SHORT PROBLEM:
Transcribe each of the records below exactly, excluding all pictures.

DATA SUPPLIED:
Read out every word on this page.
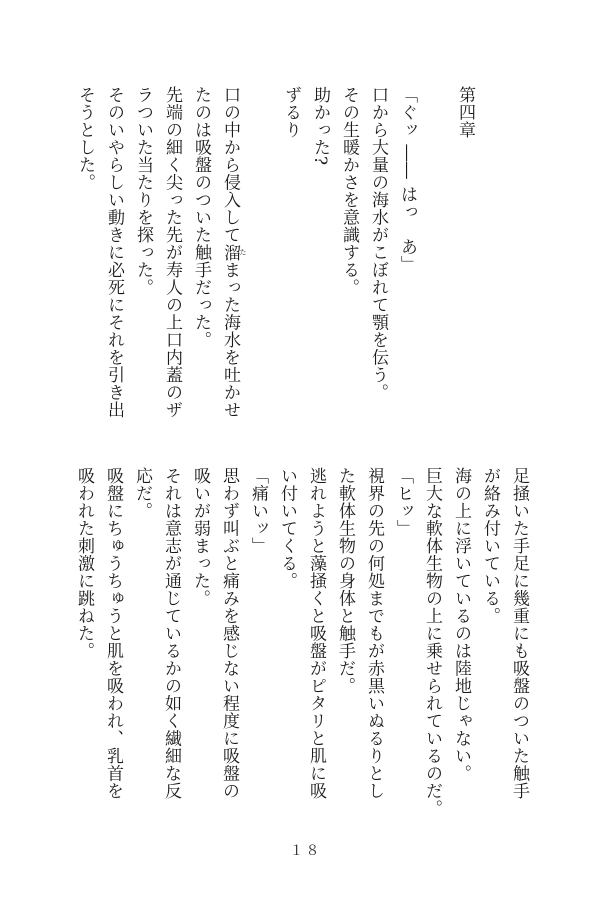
第四章
「ぐッ ―― はっ　あ」
口から大量の海水がこぼれて顎を伝う。
その生暖かさを意識する。
助かった?
ずるり
口の中から侵入して溜 たまった海水を吐かせ
たのは吸盤のついた触手だった。
先端の細く尖った先が寿人の上口内蓋のザ
ラついた当たりを探った。
そのいやらしい動きに必死にそれを引き出
そうとした。
足掻いた手足に幾重にも吸盤のついた触手
が絡み付いている。
海の上に浮いているのは陸地じゃない。
巨大な軟体生物の上に乗せられているのだ。
「ヒッ」
視界の先の何処までもが赤黒いぬるりとし
た軟体生物の身体と触手だ。
逃れようと藻掻くと吸盤がピタリと肌に吸
い付いてくる。
「痛いッ」
思わず叫ぶと痛みを感じない程度に吸盤の
吸いが弱まった。
それは意志が通じているかの如く繊細な反
応だ。
吸盤にちゅうちゅうと肌を吸われ、乳首を
吸われた刺激に跳ねた。
１８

SOLUTION:
Read out every word on this page.
第四章
「ぐッ ―― はっ　あ」
口から大量の海水がこぼれて顎を伝う。
その生暖かさを意識する。
助かった?
ずるり
口の中から侵入して溜 たまった海水を吐かせ
たのは吸盤のついた触手だった。
先端の細く尖った先が寿人の上口内蓋のザ
ラついた当たりを探った。
そのいやらしい動きに必死にそれを引き出
そうとした。
足掻いた手足に幾重にも吸盤のついた触手
が絡み付いている。
海の上に浮いているのは陸地じゃない。
巨大な軟体生物の上に乗せられているのだ。
「ヒッ」
視界の先の何処までもが赤黒いぬるりとし
た軟体生物の身体と触手だ。
逃れようと藻掻くと吸盤がピタリと肌に吸
い付いてくる。
「痛いッ」
思わず叫ぶと痛みを感じない程度に吸盤の
吸いが弱まった。
それは意志が通じているかの如く繊細な反
応だ。
吸盤にちゅうちゅうと肌を吸われ、乳首を
吸われた刺激に跳ねた。
１８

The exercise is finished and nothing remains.